[Directions]:
List all lines of the data containing the word "this".

(begin)

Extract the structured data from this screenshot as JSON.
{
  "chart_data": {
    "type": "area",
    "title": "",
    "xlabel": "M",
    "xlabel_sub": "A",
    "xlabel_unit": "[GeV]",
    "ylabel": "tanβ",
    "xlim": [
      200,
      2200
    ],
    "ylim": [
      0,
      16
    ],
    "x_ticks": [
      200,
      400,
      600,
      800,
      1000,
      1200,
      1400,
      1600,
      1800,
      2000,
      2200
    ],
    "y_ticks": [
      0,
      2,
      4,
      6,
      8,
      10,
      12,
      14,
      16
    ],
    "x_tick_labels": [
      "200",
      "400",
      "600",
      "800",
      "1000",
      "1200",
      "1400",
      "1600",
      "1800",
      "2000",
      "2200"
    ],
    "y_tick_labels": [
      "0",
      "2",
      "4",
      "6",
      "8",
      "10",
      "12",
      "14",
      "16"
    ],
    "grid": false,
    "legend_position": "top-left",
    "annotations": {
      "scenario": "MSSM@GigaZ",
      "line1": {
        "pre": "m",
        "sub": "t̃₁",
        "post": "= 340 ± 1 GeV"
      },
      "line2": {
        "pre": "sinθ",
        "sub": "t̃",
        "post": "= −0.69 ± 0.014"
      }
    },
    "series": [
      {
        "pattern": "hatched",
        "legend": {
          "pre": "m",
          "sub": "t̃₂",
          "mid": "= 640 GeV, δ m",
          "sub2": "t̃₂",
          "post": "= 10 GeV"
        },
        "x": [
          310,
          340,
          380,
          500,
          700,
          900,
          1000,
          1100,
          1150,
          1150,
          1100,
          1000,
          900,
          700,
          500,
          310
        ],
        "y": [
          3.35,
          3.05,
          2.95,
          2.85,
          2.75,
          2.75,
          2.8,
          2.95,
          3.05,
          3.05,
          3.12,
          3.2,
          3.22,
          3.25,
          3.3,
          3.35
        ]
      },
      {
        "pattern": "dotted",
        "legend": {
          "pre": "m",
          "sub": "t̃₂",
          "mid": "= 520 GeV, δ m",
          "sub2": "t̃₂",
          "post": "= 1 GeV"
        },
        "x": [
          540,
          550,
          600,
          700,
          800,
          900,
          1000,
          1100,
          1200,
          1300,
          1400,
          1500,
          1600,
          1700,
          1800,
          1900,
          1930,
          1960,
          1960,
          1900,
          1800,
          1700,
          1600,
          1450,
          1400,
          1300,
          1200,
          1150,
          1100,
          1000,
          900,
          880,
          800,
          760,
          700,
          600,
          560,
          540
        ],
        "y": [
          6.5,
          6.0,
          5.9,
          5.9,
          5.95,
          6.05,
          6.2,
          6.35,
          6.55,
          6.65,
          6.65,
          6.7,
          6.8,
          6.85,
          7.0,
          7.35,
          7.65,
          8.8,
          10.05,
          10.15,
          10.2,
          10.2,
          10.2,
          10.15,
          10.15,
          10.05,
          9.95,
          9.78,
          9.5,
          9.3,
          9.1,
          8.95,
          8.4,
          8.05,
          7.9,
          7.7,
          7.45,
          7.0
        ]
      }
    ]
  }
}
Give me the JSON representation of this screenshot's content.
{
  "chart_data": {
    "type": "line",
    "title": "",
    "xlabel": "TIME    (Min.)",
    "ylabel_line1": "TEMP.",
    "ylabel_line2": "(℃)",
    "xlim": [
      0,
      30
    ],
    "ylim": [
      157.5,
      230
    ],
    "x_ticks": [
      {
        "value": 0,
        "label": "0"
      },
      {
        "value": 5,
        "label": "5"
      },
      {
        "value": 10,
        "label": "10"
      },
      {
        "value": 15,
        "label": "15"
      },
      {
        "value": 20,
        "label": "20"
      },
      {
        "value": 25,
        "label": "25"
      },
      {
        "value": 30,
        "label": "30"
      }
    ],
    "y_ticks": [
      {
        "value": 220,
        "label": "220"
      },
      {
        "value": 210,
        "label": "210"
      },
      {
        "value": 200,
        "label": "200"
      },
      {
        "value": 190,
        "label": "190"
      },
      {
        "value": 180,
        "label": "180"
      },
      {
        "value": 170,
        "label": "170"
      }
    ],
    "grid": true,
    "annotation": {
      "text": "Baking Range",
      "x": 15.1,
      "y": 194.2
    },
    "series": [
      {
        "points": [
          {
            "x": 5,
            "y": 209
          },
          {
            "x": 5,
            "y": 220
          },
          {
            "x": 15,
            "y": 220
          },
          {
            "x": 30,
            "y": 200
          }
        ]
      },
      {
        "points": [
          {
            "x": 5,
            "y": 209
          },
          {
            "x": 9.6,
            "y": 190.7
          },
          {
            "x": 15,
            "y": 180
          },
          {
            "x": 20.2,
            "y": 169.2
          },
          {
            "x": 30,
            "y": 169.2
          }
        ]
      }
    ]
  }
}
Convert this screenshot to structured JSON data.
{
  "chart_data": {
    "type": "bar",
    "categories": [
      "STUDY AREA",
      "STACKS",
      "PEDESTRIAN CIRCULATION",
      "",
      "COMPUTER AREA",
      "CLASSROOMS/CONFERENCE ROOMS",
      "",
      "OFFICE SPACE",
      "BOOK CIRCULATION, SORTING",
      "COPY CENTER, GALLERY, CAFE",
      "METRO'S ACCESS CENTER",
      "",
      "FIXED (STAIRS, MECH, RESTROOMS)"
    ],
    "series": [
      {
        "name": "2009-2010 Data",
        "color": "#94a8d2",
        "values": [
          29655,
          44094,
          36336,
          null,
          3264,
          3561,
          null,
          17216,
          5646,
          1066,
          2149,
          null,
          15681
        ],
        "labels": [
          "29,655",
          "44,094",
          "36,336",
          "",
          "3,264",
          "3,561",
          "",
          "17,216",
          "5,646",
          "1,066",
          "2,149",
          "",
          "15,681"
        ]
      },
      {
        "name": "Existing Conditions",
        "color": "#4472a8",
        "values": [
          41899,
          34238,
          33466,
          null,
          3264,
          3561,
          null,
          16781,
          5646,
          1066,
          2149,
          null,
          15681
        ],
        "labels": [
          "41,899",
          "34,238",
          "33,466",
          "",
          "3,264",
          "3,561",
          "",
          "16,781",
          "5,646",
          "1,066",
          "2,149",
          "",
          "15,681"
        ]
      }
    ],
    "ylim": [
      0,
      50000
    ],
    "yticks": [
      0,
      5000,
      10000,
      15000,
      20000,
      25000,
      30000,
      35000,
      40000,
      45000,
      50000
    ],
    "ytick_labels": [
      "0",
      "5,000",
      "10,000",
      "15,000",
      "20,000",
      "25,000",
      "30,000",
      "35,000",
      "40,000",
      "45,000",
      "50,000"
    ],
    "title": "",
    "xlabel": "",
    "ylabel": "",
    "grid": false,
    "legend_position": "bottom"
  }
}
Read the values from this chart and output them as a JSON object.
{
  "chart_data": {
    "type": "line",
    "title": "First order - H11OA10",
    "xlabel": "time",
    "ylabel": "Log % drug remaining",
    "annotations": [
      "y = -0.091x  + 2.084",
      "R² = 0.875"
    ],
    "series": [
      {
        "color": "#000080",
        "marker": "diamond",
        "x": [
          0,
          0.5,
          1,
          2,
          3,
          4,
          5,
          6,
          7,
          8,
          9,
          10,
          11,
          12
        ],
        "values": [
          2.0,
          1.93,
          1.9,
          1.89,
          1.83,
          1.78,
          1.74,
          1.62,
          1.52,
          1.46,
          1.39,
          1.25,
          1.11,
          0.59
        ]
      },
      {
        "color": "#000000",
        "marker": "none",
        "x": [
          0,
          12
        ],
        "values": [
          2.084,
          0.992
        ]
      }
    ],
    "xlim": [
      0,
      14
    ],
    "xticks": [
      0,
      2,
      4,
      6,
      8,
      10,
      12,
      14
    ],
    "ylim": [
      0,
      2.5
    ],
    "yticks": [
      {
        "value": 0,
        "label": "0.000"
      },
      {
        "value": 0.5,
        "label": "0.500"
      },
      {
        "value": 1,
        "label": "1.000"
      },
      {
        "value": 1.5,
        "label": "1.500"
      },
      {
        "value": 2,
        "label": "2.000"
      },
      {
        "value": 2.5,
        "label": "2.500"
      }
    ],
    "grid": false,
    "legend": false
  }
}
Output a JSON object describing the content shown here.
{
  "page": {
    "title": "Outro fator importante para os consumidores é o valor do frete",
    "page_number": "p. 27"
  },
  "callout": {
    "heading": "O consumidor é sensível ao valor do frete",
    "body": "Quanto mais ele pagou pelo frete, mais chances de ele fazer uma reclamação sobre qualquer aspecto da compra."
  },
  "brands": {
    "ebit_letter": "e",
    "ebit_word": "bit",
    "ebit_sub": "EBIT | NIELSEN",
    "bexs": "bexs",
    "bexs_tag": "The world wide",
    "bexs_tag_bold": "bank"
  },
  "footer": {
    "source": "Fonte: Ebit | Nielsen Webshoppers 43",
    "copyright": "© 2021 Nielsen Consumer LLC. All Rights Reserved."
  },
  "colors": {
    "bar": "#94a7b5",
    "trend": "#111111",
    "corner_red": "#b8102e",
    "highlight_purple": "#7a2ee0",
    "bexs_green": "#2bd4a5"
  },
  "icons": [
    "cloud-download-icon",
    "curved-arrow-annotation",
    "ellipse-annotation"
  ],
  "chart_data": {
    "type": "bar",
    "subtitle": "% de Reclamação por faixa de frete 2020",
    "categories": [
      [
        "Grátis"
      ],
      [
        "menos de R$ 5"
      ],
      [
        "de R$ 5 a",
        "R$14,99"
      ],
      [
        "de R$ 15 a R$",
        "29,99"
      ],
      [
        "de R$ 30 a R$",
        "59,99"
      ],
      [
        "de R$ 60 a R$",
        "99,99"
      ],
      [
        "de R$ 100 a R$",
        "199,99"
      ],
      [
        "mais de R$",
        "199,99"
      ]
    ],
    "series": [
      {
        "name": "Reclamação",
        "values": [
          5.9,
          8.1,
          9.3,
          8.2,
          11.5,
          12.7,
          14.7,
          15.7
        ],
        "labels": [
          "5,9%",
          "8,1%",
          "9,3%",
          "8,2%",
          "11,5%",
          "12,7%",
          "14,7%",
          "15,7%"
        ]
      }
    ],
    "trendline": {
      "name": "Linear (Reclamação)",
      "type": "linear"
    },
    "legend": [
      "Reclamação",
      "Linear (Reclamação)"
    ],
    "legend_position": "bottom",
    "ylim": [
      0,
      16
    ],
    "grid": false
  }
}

(end)

[Finished answer]:
Extract the structured data from this screenshot as JSON.
Give me the JSON representation of this screenshot's content.
Convert this screenshot to structured JSON data.
Read the values from this chart and output them as a JSON object.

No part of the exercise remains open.